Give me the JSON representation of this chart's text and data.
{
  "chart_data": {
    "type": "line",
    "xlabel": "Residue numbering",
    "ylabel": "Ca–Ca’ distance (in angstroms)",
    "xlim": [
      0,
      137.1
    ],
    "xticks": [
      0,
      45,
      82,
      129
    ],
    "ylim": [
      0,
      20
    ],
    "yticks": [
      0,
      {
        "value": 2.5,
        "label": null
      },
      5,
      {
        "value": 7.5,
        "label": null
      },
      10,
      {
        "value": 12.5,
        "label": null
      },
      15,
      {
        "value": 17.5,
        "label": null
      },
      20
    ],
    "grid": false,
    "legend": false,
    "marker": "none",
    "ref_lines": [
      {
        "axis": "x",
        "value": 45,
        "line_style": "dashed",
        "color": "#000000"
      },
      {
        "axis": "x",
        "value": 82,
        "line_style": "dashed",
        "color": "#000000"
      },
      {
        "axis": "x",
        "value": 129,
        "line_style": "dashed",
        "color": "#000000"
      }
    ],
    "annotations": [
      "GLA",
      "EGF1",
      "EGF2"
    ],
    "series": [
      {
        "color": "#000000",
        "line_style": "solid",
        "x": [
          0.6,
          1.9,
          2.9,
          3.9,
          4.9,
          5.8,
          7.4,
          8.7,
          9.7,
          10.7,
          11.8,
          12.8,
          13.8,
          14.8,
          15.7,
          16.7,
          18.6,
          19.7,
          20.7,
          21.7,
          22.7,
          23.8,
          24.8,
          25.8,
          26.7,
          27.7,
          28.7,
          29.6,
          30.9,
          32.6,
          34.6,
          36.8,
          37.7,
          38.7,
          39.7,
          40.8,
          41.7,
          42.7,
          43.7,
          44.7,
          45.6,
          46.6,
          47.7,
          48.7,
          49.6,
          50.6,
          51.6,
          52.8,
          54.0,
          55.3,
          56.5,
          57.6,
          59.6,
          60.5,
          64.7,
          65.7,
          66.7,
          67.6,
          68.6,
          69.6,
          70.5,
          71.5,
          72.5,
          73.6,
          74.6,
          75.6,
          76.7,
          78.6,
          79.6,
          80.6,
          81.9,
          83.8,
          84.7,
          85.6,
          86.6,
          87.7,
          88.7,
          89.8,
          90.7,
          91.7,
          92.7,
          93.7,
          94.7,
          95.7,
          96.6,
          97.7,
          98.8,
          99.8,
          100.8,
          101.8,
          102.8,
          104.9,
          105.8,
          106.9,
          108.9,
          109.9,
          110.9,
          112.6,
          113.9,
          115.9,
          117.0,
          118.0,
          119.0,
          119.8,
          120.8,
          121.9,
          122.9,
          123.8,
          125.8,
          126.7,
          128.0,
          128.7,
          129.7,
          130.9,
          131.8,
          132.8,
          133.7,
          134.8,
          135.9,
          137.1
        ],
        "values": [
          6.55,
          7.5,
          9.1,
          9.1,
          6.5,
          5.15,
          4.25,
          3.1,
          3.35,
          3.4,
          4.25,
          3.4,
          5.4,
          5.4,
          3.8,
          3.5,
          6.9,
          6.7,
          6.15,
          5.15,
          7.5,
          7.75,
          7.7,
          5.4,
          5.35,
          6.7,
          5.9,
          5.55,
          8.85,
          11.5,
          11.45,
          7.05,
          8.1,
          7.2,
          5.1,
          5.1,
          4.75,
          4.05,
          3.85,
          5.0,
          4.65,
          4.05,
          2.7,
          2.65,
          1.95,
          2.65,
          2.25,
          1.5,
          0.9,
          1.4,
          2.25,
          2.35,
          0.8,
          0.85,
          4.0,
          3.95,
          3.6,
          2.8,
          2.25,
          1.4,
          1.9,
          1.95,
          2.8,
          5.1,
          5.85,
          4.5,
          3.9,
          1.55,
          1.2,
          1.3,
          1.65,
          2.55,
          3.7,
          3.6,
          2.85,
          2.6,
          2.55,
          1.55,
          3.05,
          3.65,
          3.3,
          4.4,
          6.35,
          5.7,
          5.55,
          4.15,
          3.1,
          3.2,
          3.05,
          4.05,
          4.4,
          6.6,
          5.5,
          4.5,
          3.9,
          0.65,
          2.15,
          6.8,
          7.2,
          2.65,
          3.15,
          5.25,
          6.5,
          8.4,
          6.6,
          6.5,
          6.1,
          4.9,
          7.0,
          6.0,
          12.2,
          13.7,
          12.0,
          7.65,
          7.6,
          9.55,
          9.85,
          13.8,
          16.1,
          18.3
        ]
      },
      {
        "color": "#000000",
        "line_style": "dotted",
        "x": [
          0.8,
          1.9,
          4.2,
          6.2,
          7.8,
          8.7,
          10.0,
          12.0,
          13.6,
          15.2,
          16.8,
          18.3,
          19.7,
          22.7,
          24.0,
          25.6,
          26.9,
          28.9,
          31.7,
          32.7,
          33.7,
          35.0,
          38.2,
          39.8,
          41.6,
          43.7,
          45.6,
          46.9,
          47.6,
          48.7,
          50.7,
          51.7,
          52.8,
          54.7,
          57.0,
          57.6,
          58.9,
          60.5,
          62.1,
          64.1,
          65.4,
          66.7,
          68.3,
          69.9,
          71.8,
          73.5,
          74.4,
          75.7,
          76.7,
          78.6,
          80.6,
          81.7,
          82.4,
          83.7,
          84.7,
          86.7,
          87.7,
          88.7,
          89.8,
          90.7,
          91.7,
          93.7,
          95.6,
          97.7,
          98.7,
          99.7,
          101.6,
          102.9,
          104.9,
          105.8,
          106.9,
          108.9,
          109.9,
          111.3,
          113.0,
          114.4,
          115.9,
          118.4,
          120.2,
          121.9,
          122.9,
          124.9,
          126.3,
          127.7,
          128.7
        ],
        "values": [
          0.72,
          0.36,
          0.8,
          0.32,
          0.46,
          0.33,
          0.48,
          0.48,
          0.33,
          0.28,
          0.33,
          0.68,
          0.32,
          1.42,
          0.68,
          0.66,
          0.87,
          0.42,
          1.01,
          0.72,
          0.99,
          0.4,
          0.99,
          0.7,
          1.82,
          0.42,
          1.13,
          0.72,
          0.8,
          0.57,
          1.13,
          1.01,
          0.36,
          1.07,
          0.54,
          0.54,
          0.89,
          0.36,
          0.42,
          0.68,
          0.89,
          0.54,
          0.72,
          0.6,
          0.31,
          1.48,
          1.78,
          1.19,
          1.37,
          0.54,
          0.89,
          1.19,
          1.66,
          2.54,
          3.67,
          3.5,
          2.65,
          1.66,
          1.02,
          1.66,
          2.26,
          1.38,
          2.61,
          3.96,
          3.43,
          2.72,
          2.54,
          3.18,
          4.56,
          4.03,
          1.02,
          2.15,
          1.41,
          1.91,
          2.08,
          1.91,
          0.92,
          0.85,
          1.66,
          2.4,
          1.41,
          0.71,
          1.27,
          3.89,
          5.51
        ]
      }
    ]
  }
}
* * * * *
> _WORK TO BE COMPLETED_
Reproduce all data above, unchanged.

> _OUTPUT OF THE TASK_
Give me the JSON representation of this chart's text and data.
{
  "chart_data": {
    "type": "line",
    "xlabel": "Residue numbering",
    "ylabel": "Ca–Ca’ distance (in angstroms)",
    "xlim": [
      0,
      137.1
    ],
    "xticks": [
      0,
      45,
      82,
      129
    ],
    "ylim": [
      0,
      20
    ],
    "yticks": [
      0,
      {
        "value": 2.5,
        "label": null
      },
      5,
      {
        "value": 7.5,
        "label": null
      },
      10,
      {
        "value": 12.5,
        "label": null
      },
      15,
      {
        "value": 17.5,
        "label": null
      },
      20
    ],
    "grid": false,
    "legend": false,
    "marker": "none",
    "ref_lines": [
      {
        "axis": "x",
        "value": 45,
        "line_style": "dashed",
        "color": "#000000"
      },
      {
        "axis": "x",
        "value": 82,
        "line_style": "dashed",
        "color": "#000000"
      },
      {
        "axis": "x",
        "value": 129,
        "line_style": "dashed",
        "color": "#000000"
      }
    ],
    "annotations": [
      "GLA",
      "EGF1",
      "EGF2"
    ],
    "series": [
      {
        "color": "#000000",
        "line_style": "solid",
        "x": [
          0.6,
          1.9,
          2.9,
          3.9,
          4.9,
          5.8,
          7.4,
          8.7,
          9.7,
          10.7,
          11.8,
          12.8,
          13.8,
          14.8,
          15.7,
          16.7,
          18.6,
          19.7,
          20.7,
          21.7,
          22.7,
          23.8,
          24.8,
          25.8,
          26.7,
          27.7,
          28.7,
          29.6,
          30.9,
          32.6,
          34.6,
          36.8,
          37.7,
          38.7,
          39.7,
          40.8,
          41.7,
          42.7,
          43.7,
          44.7,
          45.6,
          46.6,
          47.7,
          48.7,
          49.6,
          50.6,
          51.6,
          52.8,
          54.0,
          55.3,
          56.5,
          57.6,
          59.6,
          60.5,
          64.7,
          65.7,
          66.7,
          67.6,
          68.6,
          69.6,
          70.5,
          71.5,
          72.5,
          73.6,
          74.6,
          75.6,
          76.7,
          78.6,
          79.6,
          80.6,
          81.9,
          83.8,
          84.7,
          85.6,
          86.6,
          87.7,
          88.7,
          89.8,
          90.7,
          91.7,
          92.7,
          93.7,
          94.7,
          95.7,
          96.6,
          97.7,
          98.8,
          99.8,
          100.8,
          101.8,
          102.8,
          104.9,
          105.8,
          106.9,
          108.9,
          109.9,
          110.9,
          112.6,
          113.9,
          115.9,
          117.0,
          118.0,
          119.0,
          119.8,
          120.8,
          121.9,
          122.9,
          123.8,
          125.8,
          126.7,
          128.0,
          128.7,
          129.7,
          130.9,
          131.8,
          132.8,
          133.7,
          134.8,
          135.9,
          137.1
        ],
        "values": [
          6.55,
          7.5,
          9.1,
          9.1,
          6.5,
          5.15,
          4.25,
          3.1,
          3.35,
          3.4,
          4.25,
          3.4,
          5.4,
          5.4,
          3.8,
          3.5,
          6.9,
          6.7,
          6.15,
          5.15,
          7.5,
          7.75,
          7.7,
          5.4,
          5.35,
          6.7,
          5.9,
          5.55,
          8.85,
          11.5,
          11.45,
          7.05,
          8.1,
          7.2,
          5.1,
          5.1,
          4.75,
          4.05,
          3.85,
          5.0,
          4.65,
          4.05,
          2.7,
          2.65,
          1.95,
          2.65,
          2.25,
          1.5,
          0.9,
          1.4,
          2.25,
          2.35,
          0.8,
          0.85,
          4.0,
          3.95,
          3.6,
          2.8,
          2.25,
          1.4,
          1.9,
          1.95,
          2.8,
          5.1,
          5.85,
          4.5,
          3.9,
          1.55,
          1.2,
          1.3,
          1.65,
          2.55,
          3.7,
          3.6,
          2.85,
          2.6,
          2.55,
          1.55,
          3.05,
          3.65,
          3.3,
          4.4,
          6.35,
          5.7,
          5.55,
          4.15,
          3.1,
          3.2,
          3.05,
          4.05,
          4.4,
          6.6,
          5.5,
          4.5,
          3.9,
          0.65,
          2.15,
          6.8,
          7.2,
          2.65,
          3.15,
          5.25,
          6.5,
          8.4,
          6.6,
          6.5,
          6.1,
          4.9,
          7.0,
          6.0,
          12.2,
          13.7,
          12.0,
          7.65,
          7.6,
          9.55,
          9.85,
          13.8,
          16.1,
          18.3
        ]
      },
      {
        "color": "#000000",
        "line_style": "dotted",
        "x": [
          0.8,
          1.9,
          4.2,
          6.2,
          7.8,
          8.7,
          10.0,
          12.0,
          13.6,
          15.2,
          16.8,
          18.3,
          19.7,
          22.7,
          24.0,
          25.6,
          26.9,
          28.9,
          31.7,
          32.7,
          33.7,
          35.0,
          38.2,
          39.8,
          41.6,
          43.7,
          45.6,
          46.9,
          47.6,
          48.7,
          50.7,
          51.7,
          52.8,
          54.7,
          57.0,
          57.6,
          58.9,
          60.5,
          62.1,
          64.1,
          65.4,
          66.7,
          68.3,
          69.9,
          71.8,
          73.5,
          74.4,
          75.7,
          76.7,
          78.6,
          80.6,
          81.7,
          82.4,
          83.7,
          84.7,
          86.7,
          87.7,
          88.7,
          89.8,
          90.7,
          91.7,
          93.7,
          95.6,
          97.7,
          98.7,
          99.7,
          101.6,
          102.9,
          104.9,
          105.8,
          106.9,
          108.9,
          109.9,
          111.3,
          113.0,
          114.4,
          115.9,
          118.4,
          120.2,
          121.9,
          122.9,
          124.9,
          126.3,
          127.7,
          128.7
        ],
        "values": [
          0.72,
          0.36,
          0.8,
          0.32,
          0.46,
          0.33,
          0.48,
          0.48,
          0.33,
          0.28,
          0.33,
          0.68,
          0.32,
          1.42,
          0.68,
          0.66,
          0.87,
          0.42,
          1.01,
          0.72,
          0.99,
          0.4,
          0.99,
          0.7,
          1.82,
          0.42,
          1.13,
          0.72,
          0.8,
          0.57,
          1.13,
          1.01,
          0.36,
          1.07,
          0.54,
          0.54,
          0.89,
          0.36,
          0.42,
          0.68,
          0.89,
          0.54,
          0.72,
          0.6,
          0.31,
          1.48,
          1.78,
          1.19,
          1.37,
          0.54,
          0.89,
          1.19,
          1.66,
          2.54,
          3.67,
          3.5,
          2.65,
          1.66,
          1.02,
          1.66,
          2.26,
          1.38,
          2.61,
          3.96,
          3.43,
          2.72,
          2.54,
          3.18,
          4.56,
          4.03,
          1.02,
          2.15,
          1.41,
          1.91,
          2.08,
          1.91,
          0.92,
          0.85,
          1.66,
          2.4,
          1.41,
          0.71,
          1.27,
          3.89,
          5.51
        ]
      }
    ]
  }
}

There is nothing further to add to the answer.